• Page:

-- start --

Location: Bordentown
1,705 posts, read 1,602,273 times
Reputation: 2533
Quote:
Originally Posted by jauburn View Post
I just spent some time counseling someone with a Ph.D. who tried the corporate world and was ready, after 6 months, to head back into the research-oriented academic world, despite the pay cut. I love counseling people like this. To her, the words "follow your heart" needed no additional backing or explanation. She saw what the non-academic world had to offer, and she didn't need convincing that after 2, 3, 5, 10, or 20 years it would not get much better. She'd be living for her bank account and her bank account only.

The corporate/government/cubicle/openofficespace world truly sucks. It is a soul-sapping, stultifying, "I give up" existence devoted solely to money, despite the fairy tales that one might tell oneself about how meaningful the work is if you look at it the right way. It's a world laced with large houses, alcohol, and other "stuff" you reach for to get you through the night. Each night. Every night. On your way to some hoped-for time when you can "get back" to what you should have been doing all along if you had had the courage to follow your dreams.

-- end --

(Labeled region entries)
-- start --

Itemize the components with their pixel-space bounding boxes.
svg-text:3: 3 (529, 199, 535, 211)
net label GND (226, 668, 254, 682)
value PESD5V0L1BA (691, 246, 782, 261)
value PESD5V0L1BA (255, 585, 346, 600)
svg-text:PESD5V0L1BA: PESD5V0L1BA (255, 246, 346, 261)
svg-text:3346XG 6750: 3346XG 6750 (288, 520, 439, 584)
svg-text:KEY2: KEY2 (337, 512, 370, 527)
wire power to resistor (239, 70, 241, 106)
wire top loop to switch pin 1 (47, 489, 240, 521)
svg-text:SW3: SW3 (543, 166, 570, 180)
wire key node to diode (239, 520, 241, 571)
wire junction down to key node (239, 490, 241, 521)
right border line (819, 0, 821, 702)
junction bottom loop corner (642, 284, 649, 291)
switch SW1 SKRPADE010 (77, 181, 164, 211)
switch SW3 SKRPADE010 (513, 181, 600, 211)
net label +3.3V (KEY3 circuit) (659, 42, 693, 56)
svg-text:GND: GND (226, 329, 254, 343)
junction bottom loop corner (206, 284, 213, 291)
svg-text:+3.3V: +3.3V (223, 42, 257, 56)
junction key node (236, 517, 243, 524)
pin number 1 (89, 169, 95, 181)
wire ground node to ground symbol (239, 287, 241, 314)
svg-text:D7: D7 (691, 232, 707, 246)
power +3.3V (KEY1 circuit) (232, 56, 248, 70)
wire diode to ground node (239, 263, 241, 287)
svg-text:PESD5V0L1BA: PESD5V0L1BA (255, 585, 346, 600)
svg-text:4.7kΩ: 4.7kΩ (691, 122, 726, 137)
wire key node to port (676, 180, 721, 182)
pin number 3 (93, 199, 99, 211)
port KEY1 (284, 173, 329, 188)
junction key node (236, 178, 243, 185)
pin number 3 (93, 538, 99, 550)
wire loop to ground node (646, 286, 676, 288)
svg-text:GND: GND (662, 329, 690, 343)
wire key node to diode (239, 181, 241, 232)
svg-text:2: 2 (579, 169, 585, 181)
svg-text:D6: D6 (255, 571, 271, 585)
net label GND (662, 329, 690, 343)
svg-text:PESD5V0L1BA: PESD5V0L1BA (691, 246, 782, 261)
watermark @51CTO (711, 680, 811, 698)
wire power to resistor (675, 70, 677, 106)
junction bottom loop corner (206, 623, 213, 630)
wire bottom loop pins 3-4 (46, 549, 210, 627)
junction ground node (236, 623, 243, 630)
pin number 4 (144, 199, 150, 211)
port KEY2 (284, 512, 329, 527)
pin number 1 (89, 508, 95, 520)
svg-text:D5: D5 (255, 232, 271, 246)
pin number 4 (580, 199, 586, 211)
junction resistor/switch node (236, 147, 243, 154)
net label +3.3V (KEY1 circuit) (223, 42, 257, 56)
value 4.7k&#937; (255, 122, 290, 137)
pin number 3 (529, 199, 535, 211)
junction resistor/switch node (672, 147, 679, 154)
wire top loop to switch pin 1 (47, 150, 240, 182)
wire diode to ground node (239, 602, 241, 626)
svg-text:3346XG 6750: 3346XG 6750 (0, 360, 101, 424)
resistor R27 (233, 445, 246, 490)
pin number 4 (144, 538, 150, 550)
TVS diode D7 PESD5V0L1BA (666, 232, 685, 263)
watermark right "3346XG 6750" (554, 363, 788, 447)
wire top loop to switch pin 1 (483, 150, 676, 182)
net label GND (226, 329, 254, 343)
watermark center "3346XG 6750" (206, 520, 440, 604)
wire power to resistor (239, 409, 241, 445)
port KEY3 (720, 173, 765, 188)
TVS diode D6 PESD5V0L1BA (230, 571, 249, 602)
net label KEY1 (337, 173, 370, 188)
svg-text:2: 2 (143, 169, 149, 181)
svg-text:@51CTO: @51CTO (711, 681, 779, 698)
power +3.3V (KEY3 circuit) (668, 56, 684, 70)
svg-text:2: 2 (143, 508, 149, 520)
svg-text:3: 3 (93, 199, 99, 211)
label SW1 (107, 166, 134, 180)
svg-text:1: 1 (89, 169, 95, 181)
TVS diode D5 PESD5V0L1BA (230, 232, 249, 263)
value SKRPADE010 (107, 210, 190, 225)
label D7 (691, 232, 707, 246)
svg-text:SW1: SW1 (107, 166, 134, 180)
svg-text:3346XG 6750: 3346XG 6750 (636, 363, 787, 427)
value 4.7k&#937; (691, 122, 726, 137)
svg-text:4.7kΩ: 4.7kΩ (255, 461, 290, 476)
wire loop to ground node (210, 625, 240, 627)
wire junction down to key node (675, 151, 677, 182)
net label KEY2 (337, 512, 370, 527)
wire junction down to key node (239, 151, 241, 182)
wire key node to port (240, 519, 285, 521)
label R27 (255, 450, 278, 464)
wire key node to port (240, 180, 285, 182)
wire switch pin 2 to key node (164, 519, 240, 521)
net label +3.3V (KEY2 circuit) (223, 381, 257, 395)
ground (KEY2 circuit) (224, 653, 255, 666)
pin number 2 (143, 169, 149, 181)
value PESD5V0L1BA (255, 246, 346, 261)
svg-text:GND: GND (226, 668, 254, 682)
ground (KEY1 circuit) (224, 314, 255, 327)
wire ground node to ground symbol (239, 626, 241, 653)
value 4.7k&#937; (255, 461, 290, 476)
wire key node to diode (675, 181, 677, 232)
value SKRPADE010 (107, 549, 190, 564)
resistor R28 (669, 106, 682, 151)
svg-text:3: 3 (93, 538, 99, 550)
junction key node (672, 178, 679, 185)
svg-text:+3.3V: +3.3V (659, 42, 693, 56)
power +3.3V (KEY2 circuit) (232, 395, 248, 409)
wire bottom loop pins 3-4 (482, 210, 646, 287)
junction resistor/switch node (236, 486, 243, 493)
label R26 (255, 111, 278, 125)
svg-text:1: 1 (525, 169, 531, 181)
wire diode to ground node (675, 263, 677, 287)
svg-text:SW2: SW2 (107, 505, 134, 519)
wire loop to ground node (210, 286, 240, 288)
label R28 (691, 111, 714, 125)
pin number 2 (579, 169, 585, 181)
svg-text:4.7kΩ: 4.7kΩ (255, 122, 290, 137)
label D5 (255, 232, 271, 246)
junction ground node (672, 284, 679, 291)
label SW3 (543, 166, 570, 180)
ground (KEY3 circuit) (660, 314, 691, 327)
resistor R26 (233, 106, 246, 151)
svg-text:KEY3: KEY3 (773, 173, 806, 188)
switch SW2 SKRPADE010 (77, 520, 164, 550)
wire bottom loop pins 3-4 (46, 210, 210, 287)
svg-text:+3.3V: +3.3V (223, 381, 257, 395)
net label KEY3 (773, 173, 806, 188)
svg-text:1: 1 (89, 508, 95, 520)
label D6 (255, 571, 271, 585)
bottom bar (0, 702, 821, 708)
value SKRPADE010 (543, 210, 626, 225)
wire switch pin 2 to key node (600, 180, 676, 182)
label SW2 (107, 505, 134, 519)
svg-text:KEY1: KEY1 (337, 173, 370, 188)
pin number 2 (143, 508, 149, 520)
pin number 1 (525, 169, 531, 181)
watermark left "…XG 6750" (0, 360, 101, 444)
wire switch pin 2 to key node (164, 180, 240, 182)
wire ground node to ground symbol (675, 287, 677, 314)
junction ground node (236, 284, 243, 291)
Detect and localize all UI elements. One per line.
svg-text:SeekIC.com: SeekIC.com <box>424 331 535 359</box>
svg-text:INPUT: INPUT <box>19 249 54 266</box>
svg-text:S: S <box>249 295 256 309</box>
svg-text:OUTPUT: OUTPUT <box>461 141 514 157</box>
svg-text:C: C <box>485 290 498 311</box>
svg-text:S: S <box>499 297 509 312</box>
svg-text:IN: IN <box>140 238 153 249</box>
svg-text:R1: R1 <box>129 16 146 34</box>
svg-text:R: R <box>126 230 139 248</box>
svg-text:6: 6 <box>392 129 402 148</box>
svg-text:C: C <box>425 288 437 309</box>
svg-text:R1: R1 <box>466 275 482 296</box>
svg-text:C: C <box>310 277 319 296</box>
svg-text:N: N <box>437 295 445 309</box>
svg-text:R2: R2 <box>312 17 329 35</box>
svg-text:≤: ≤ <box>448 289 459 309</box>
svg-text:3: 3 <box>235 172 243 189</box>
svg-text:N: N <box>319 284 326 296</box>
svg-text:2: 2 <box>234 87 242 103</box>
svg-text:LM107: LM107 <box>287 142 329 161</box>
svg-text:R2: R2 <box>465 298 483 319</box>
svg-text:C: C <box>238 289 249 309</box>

-- end --

• Goal: Reproduce the entire forum post word for word. Rely on the forum post alone.

• The reply:
Location: Bordentown
1,705 posts, read 1,602,273 times
Reputation: 2533
Quote:
Originally Posted by jauburn View Post
I just spent some time counseling someone with a Ph.D. who tried the corporate world and was ready, after 6 months, to head back into the research-oriented academic world, despite the pay cut. I love counseling people like this. To her, the words "follow your heart" needed no additional backing or explanation. She saw what the non-academic world had to offer, and she didn't need convincing that after 2, 3, 5, 10, or 20 years it would not get much better. She'd be living for her bank account and her bank account only.

The corporate/government/cubicle/openofficespace world truly sucks. It is a soul-sapping, stultifying, "I give up" existence devoted solely to money, despite the fairy tales that one might tell oneself about how meaningful the work is if you look at it the right way. It's a world laced with large houses, alcohol, and other "stuff" you reach for to get you through the night. Each night. Every night. On your way to some hoped-for time when you can "get back" to what you should have been doing all along if you had had the courage to follow your dreams.